*SET PROBLEM*: Copy out each line that includes the word "Heat".

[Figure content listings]
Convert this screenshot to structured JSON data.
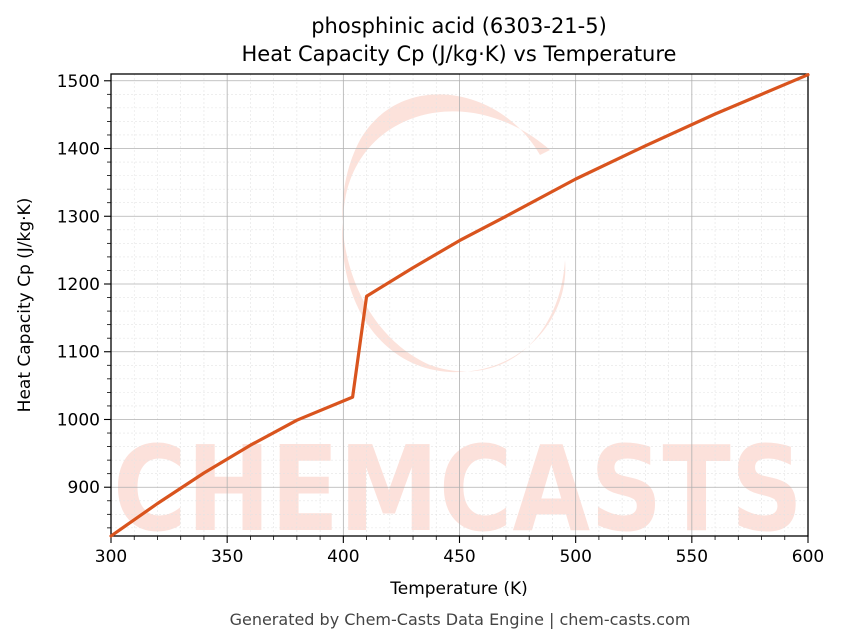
{
  "chart_data": {
    "type": "line",
    "title": "phosphinic acid (6303-21-5)",
    "subtitle": "Heat Capacity Cp (J/kg·K) vs Temperature",
    "xlabel": "Temperature (K)",
    "ylabel": "Heat Capacity Cp (J/kg·K)",
    "xlim": [
      300,
      600
    ],
    "ylim": [
      828,
      1510
    ],
    "x_ticks": [
      300,
      350,
      400,
      450,
      500,
      550,
      600
    ],
    "y_ticks": [
      900,
      1000,
      1100,
      1200,
      1300,
      1400,
      1500
    ],
    "grid": true,
    "series_color": "#d9541e",
    "series": [
      {
        "x": [
          300,
          320,
          340,
          360,
          380,
          404,
          410,
          430,
          450,
          470,
          500,
          530,
          560,
          600
        ],
        "y": [
          828,
          876,
          921,
          962,
          999,
          1033,
          1182,
          1224,
          1264,
          1300,
          1355,
          1404,
          1451,
          1509
        ]
      }
    ]
  },
  "footer": "Generated by Chem-Casts Data Engine | chem-casts.com",
  "watermark": "CHEMCASTS"
}
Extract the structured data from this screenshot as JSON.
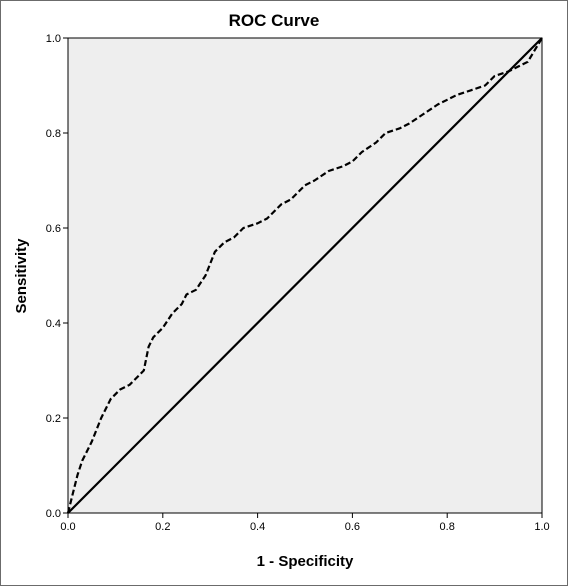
{
  "chart_data": {
    "type": "line",
    "title": "ROC Curve",
    "xlabel": "1 - Specificity",
    "ylabel": "Sensitivity",
    "xlim": [
      0,
      1
    ],
    "ylim": [
      0,
      1
    ],
    "x_ticks": [
      "0.0",
      "0.2",
      "0.4",
      "0.6",
      "0.8",
      "1.0"
    ],
    "y_ticks": [
      "0.0",
      "0.2",
      "0.4",
      "0.6",
      "0.8",
      "1.0"
    ],
    "grid": false,
    "legend": "none",
    "plot_background": "#eeeeee",
    "series": [
      {
        "style": "dashed",
        "color": "#000000",
        "x": [
          0.0,
          0.01,
          0.02,
          0.03,
          0.05,
          0.07,
          0.09,
          0.11,
          0.13,
          0.15,
          0.16,
          0.17,
          0.18,
          0.2,
          0.22,
          0.24,
          0.25,
          0.27,
          0.29,
          0.31,
          0.33,
          0.35,
          0.37,
          0.4,
          0.42,
          0.45,
          0.47,
          0.5,
          0.52,
          0.55,
          0.58,
          0.6,
          0.62,
          0.65,
          0.67,
          0.7,
          0.72,
          0.75,
          0.78,
          0.8,
          0.82,
          0.85,
          0.88,
          0.9,
          0.93,
          0.95,
          0.97,
          1.0
        ],
        "y": [
          0.0,
          0.04,
          0.08,
          0.11,
          0.15,
          0.2,
          0.24,
          0.26,
          0.27,
          0.29,
          0.3,
          0.35,
          0.37,
          0.39,
          0.42,
          0.44,
          0.46,
          0.47,
          0.5,
          0.55,
          0.57,
          0.58,
          0.6,
          0.61,
          0.62,
          0.65,
          0.66,
          0.69,
          0.7,
          0.72,
          0.73,
          0.74,
          0.76,
          0.78,
          0.8,
          0.81,
          0.82,
          0.84,
          0.86,
          0.87,
          0.88,
          0.89,
          0.9,
          0.92,
          0.93,
          0.94,
          0.95,
          1.0
        ]
      },
      {
        "style": "solid",
        "color": "#000000",
        "x": [
          0.0,
          1.0
        ],
        "y": [
          0.0,
          1.0
        ]
      }
    ]
  }
}
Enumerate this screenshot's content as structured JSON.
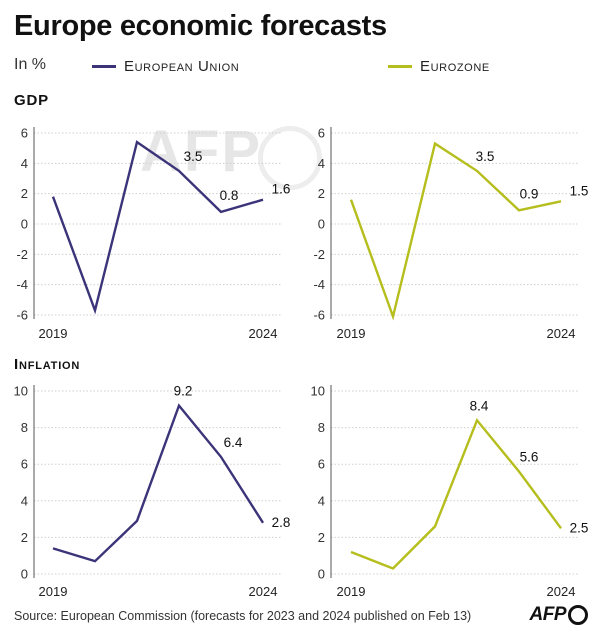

*RESPONSE BELOW*:
    "subtitle": "Heat Capacity Cp (J/kg·K) vs Temperature",
    "ylabel": "Heat Capacity Cp (J/kg·K)",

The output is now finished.